▶ [WHAT NEEDS TO BE DONE]: Find all lines in the listing that include the word "проектов", then copy them.
#### TASK INPUTS
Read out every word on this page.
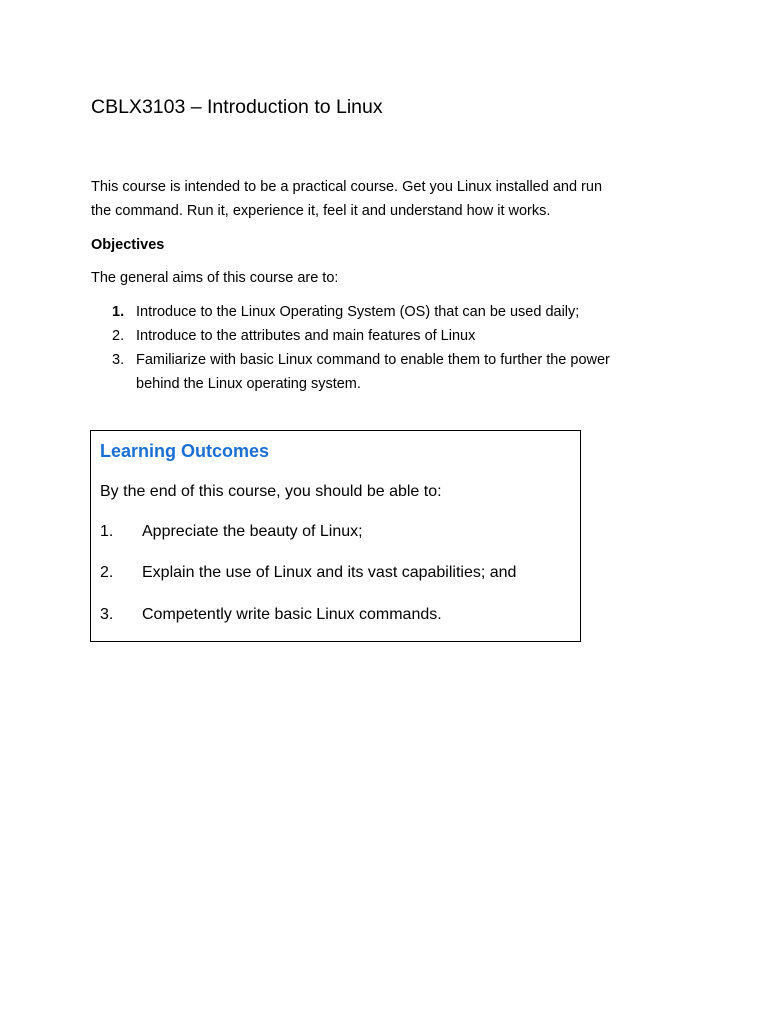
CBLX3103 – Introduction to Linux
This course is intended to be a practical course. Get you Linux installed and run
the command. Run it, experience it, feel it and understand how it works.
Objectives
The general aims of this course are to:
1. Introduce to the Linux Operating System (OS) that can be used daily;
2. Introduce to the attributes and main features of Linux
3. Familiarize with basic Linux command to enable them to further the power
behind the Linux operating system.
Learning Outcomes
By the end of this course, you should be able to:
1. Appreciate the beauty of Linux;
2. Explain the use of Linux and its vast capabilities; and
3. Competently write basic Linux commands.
########
#### TASK INPUTS
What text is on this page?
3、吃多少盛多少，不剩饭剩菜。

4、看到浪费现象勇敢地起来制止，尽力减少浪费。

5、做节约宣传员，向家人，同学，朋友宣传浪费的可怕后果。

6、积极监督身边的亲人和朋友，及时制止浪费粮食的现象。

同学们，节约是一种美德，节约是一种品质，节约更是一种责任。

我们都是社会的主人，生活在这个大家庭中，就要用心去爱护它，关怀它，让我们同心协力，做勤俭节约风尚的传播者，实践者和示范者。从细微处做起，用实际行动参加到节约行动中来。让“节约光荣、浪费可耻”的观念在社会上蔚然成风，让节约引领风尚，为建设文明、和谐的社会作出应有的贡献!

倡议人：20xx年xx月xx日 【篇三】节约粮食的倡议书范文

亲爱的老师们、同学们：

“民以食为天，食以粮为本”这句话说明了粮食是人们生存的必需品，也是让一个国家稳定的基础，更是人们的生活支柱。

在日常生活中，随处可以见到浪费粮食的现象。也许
########
#### TASK INPUTS
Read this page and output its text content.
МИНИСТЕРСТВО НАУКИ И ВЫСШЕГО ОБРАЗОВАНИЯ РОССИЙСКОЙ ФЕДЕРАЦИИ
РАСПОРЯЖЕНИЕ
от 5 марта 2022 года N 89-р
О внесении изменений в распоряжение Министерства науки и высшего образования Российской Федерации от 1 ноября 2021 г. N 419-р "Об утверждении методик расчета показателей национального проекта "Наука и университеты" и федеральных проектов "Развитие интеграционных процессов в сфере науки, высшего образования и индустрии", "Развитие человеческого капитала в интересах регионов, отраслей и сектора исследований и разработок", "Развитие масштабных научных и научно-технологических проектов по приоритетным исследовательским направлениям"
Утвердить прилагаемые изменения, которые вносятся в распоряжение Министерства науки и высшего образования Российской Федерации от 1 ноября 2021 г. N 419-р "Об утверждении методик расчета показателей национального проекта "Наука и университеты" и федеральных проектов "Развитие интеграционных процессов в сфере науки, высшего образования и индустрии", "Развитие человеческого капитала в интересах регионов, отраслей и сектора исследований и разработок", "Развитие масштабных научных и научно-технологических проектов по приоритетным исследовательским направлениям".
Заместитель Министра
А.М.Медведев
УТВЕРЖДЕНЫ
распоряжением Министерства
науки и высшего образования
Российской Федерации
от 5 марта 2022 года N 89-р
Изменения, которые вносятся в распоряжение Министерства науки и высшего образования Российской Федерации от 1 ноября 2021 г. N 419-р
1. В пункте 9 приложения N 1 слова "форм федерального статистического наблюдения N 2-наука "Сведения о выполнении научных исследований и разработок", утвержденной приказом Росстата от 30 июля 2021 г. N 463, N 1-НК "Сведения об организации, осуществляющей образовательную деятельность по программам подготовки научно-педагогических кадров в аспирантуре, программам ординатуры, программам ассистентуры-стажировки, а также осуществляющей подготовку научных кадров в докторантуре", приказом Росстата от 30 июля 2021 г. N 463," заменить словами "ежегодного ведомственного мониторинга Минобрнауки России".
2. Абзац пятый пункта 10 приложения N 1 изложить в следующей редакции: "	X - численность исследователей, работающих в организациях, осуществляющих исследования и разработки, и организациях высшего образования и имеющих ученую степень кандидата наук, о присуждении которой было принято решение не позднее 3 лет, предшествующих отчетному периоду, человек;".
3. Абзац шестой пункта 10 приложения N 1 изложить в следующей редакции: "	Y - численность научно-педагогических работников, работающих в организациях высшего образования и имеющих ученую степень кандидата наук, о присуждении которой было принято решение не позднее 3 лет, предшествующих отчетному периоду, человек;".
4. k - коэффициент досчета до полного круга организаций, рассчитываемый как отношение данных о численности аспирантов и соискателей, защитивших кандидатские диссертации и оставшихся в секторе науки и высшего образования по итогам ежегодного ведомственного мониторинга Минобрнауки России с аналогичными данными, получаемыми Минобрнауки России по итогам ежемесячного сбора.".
########
▶ [SOLUTION FOR THIS EXERCISE]:
О внесении изменений в распоряжение Министерства науки и высшего образования Российской Федерации от 1 ноября 2021 г. N 419-р "Об утверждении методик расчета показателей национального проекта "Наука и университеты" и федеральных проектов "Развитие интеграционных процессов в сфере науки, высшего образования и индустрии", "Развитие человеческого капитала в интересах регионов, отраслей и сектора исследований и разработок", "Развитие масштабных научных и научно-технологических проектов по приоритетным исследовательским направлениям"
Утвердить прилагаемые изменения, которые вносятся в распоряжение Министерства науки и высшего образования Российской Федерации от 1 ноября 2021 г. N 419-р "Об утверждении методик расчета показателей национального проекта "Наука и университеты" и федеральных проектов "Развитие интеграционных процессов в сфере науки, высшего образования и индустрии", "Развитие человеческого капитала в интересах регионов, отраслей и сектора исследований и разработок", "Развитие масштабных научных и научно-технологических проектов по приоритетным исследовательским направлениям".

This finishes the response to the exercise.